** Start DATASET ENTRIES **

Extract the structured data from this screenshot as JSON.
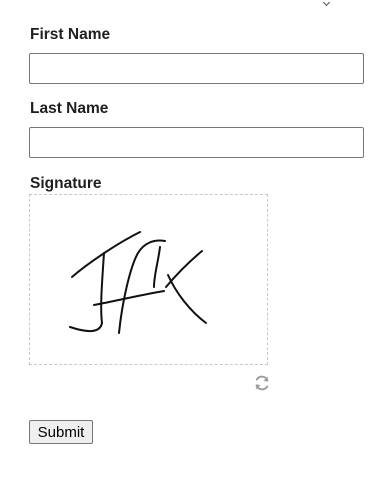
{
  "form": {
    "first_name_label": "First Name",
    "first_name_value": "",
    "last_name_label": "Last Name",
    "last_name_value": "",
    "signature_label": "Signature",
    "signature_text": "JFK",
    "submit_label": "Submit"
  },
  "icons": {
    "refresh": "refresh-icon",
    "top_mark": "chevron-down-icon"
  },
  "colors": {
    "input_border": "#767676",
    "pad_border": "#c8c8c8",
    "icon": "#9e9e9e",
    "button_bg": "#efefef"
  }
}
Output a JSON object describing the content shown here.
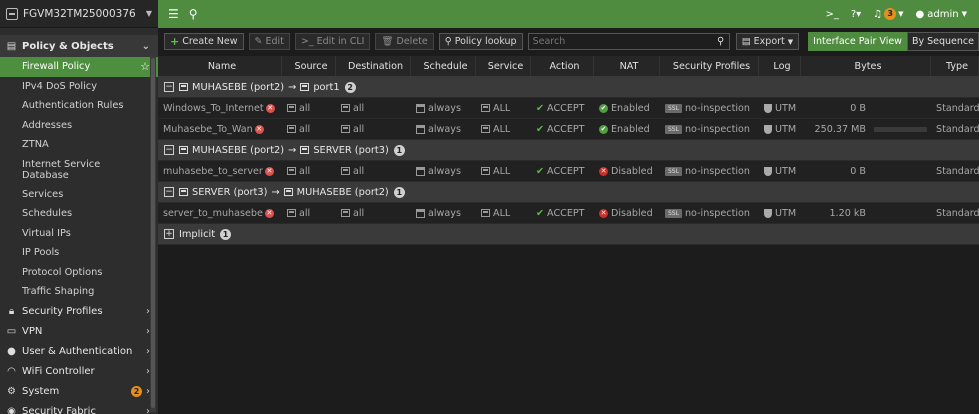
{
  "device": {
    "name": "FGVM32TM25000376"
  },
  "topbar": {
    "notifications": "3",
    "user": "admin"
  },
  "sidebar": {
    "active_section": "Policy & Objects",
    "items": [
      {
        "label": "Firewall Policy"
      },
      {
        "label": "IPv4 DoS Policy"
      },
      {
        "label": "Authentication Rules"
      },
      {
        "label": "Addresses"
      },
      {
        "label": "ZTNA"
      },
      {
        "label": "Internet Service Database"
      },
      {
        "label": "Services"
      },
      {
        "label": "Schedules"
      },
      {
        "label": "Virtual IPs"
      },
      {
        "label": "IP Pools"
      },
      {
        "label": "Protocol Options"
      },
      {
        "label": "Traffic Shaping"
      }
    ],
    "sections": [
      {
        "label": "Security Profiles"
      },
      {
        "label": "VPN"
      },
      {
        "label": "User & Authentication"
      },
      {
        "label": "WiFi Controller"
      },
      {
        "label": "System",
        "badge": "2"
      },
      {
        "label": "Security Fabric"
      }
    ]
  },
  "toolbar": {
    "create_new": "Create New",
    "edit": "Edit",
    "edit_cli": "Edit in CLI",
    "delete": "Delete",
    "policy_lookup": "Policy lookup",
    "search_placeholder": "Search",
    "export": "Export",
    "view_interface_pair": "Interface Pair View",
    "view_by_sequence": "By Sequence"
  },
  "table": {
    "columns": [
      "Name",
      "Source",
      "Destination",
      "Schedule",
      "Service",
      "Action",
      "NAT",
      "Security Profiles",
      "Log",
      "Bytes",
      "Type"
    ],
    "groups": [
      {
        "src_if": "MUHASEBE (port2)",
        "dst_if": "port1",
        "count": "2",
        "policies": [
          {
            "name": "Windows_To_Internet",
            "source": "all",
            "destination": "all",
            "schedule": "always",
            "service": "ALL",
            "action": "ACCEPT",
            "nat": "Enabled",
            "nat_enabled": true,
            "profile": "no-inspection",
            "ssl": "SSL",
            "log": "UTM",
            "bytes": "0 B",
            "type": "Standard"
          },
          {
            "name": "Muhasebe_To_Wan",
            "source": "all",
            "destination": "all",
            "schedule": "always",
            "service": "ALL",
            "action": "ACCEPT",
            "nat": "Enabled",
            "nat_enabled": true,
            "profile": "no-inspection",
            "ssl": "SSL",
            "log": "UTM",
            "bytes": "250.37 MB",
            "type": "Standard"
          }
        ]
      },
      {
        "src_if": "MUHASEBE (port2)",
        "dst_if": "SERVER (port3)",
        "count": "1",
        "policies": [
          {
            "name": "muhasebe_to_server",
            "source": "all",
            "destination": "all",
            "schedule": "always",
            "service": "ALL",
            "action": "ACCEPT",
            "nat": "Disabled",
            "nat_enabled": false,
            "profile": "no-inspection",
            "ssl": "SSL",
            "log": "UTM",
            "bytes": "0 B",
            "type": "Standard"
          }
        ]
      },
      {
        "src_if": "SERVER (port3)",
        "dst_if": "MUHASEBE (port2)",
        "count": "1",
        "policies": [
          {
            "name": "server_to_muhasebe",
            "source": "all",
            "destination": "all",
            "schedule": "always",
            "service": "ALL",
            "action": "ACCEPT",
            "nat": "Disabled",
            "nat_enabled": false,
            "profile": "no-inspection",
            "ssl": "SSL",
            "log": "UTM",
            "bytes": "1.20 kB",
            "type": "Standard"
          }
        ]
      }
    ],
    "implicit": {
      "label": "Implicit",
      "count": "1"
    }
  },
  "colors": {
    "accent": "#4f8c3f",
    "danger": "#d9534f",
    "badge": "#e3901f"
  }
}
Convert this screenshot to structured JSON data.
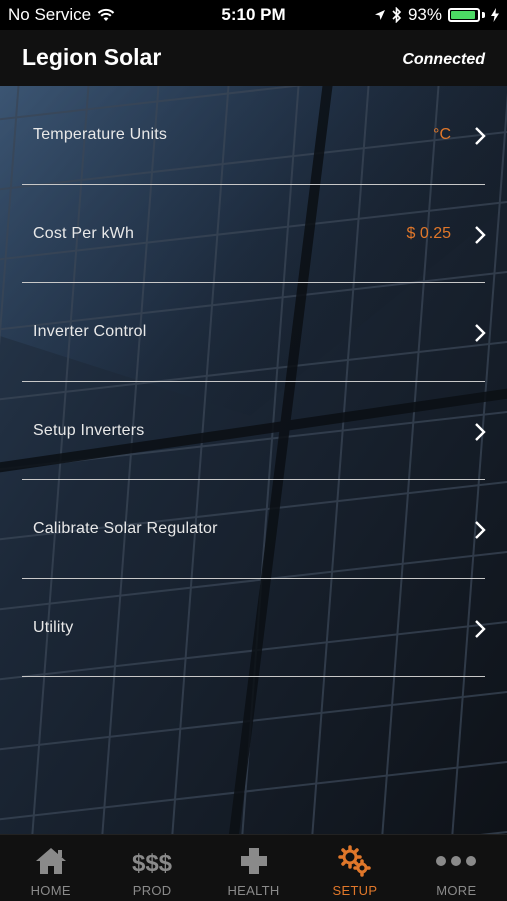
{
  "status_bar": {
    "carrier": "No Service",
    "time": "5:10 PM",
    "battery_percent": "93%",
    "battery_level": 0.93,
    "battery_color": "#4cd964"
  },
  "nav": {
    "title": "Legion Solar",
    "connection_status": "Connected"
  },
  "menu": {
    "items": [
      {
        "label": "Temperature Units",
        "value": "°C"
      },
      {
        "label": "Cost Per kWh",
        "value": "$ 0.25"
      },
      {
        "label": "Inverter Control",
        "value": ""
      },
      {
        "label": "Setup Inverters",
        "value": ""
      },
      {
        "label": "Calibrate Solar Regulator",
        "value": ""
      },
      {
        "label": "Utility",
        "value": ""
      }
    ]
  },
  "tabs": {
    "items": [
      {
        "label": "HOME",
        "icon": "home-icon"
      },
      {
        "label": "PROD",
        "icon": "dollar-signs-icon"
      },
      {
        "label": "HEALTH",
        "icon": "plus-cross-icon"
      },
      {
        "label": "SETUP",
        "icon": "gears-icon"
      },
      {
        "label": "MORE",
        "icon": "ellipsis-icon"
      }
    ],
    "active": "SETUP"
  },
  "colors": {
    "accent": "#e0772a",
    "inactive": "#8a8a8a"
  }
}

** End DATASET ENTRIES **

In this exercise, set down all of the data exactly, without the pictures.

TASK RESPONSE
Extract the structured data from this screenshot as JSON.
{
  "form": {
    "first_name_label": "First Name",
    "first_name_value": "",
    "last_name_label": "Last Name",
    "last_name_value": "",
    "signature_label": "Signature",
    "signature_text": "JFK",
    "submit_label": "Submit"
  },
  "icons": {
    "refresh": "refresh-icon",
    "top_mark": "chevron-down-icon"
  },
  "colors": {
    "input_border": "#767676",
    "pad_border": "#c8c8c8",
    "icon": "#9e9e9e",
    "button_bg": "#efefef"
  }
}
Output a JSON object describing the content shown here.
{
  "device": {
    "name": "FGVM32TM25000376"
  },
  "topbar": {
    "notifications": "3",
    "user": "admin"
  },
  "sidebar": {
    "active_section": "Policy & Objects",
    "items": [
      {
        "label": "Firewall Policy"
      },
      {
        "label": "IPv4 DoS Policy"
      },
      {
        "label": "Authentication Rules"
      },
      {
        "label": "Addresses"
      },
      {
        "label": "ZTNA"
      },
      {
        "label": "Internet Service Database"
      },
      {
        "label": "Services"
      },
      {
        "label": "Schedules"
      },
      {
        "label": "Virtual IPs"
      },
      {
        "label": "IP Pools"
      },
      {
        "label": "Protocol Options"
      },
      {
        "label": "Traffic Shaping"
      }
    ],
    "sections": [
      {
        "label": "Security Profiles"
      },
      {
        "label": "VPN"
      },
      {
        "label": "User & Authentication"
      },
      {
        "label": "WiFi Controller"
      },
      {
        "label": "System",
        "badge": "2"
      },
      {
        "label": "Security Fabric"
      }
    ]
  },
  "toolbar": {
    "create_new": "Create New",
    "edit": "Edit",
    "edit_cli": "Edit in CLI",
    "delete": "Delete",
    "policy_lookup": "Policy lookup",
    "search_placeholder": "Search",
    "export": "Export",
    "view_interface_pair": "Interface Pair View",
    "view_by_sequence": "By Sequence"
  },
  "table": {
    "columns": [
      "Name",
      "Source",
      "Destination",
      "Schedule",
      "Service",
      "Action",
      "NAT",
      "Security Profiles",
      "Log",
      "Bytes",
      "Type"
    ],
    "groups": [
      {
        "src_if": "MUHASEBE (port2)",
        "dst_if": "port1",
        "count": "2",
        "policies": [
          {
            "name": "Windows_To_Internet",
            "source": "all",
            "destination": "all",
            "schedule": "always",
            "service": "ALL",
            "action": "ACCEPT",
            "nat": "Enabled",
            "nat_enabled": true,
            "profile": "no-inspection",
            "ssl": "SSL",
            "log": "UTM",
            "bytes": "0 B",
            "type": "Standard"
          },
          {
            "name": "Muhasebe_To_Wan",
            "source": "all",
            "destination": "all",
            "schedule": "always",
            "service": "ALL",
            "action": "ACCEPT",
            "nat": "Enabled",
            "nat_enabled": true,
            "profile": "no-inspection",
            "ssl": "SSL",
            "log": "UTM",
            "bytes": "250.37 MB",
            "type": "Standard"
          }
        ]
      },
      {
        "src_if": "MUHASEBE (port2)",
        "dst_if": "SERVER (port3)",
        "count": "1",
        "policies": [
          {
            "name": "muhasebe_to_server",
            "source": "all",
            "destination": "all",
            "schedule": "always",
            "service": "ALL",
            "action": "ACCEPT",
            "nat": "Disabled",
            "nat_enabled": false,
            "profile": "no-inspection",
            "ssl": "SSL",
            "log": "UTM",
            "bytes": "0 B",
            "type": "Standard"
          }
        ]
      },
      {
        "src_if": "SERVER (port3)",
        "dst_if": "MUHASEBE (port2)",
        "count": "1",
        "policies": [
          {
            "name": "server_to_muhasebe",
            "source": "all",
            "destination": "all",
            "schedule": "always",
            "service": "ALL",
            "action": "ACCEPT",
            "nat": "Disabled",
            "nat_enabled": false,
            "profile": "no-inspection",
            "ssl": "SSL",
            "log": "UTM",
            "bytes": "1.20 kB",
            "type": "Standard"
          }
        ]
      }
    ],
    "implicit": {
      "label": "Implicit",
      "count": "1"
    }
  },
  "colors": {
    "accent": "#4f8c3f",
    "danger": "#d9534f",
    "badge": "#e3901f"
  }
}
Convert this screenshot to structured JSON data.
{
  "status_bar": {
    "carrier": "No Service",
    "time": "5:10 PM",
    "battery_percent": "93%",
    "battery_level": 0.93,
    "battery_color": "#4cd964"
  },
  "nav": {
    "title": "Legion Solar",
    "connection_status": "Connected"
  },
  "menu": {
    "items": [
      {
        "label": "Temperature Units",
        "value": "°C"
      },
      {
        "label": "Cost Per kWh",
        "value": "$ 0.25"
      },
      {
        "label": "Inverter Control",
        "value": ""
      },
      {
        "label": "Setup Inverters",
        "value": ""
      },
      {
        "label": "Calibrate Solar Regulator",
        "value": ""
      },
      {
        "label": "Utility",
        "value": ""
      }
    ]
  },
  "tabs": {
    "items": [
      {
        "label": "HOME",
        "icon": "home-icon"
      },
      {
        "label": "PROD",
        "icon": "dollar-signs-icon"
      },
      {
        "label": "HEALTH",
        "icon": "plus-cross-icon"
      },
      {
        "label": "SETUP",
        "icon": "gears-icon"
      },
      {
        "label": "MORE",
        "icon": "ellipsis-icon"
      }
    ],
    "active": "SETUP"
  },
  "colors": {
    "accent": "#e0772a",
    "inactive": "#8a8a8a"
  }
}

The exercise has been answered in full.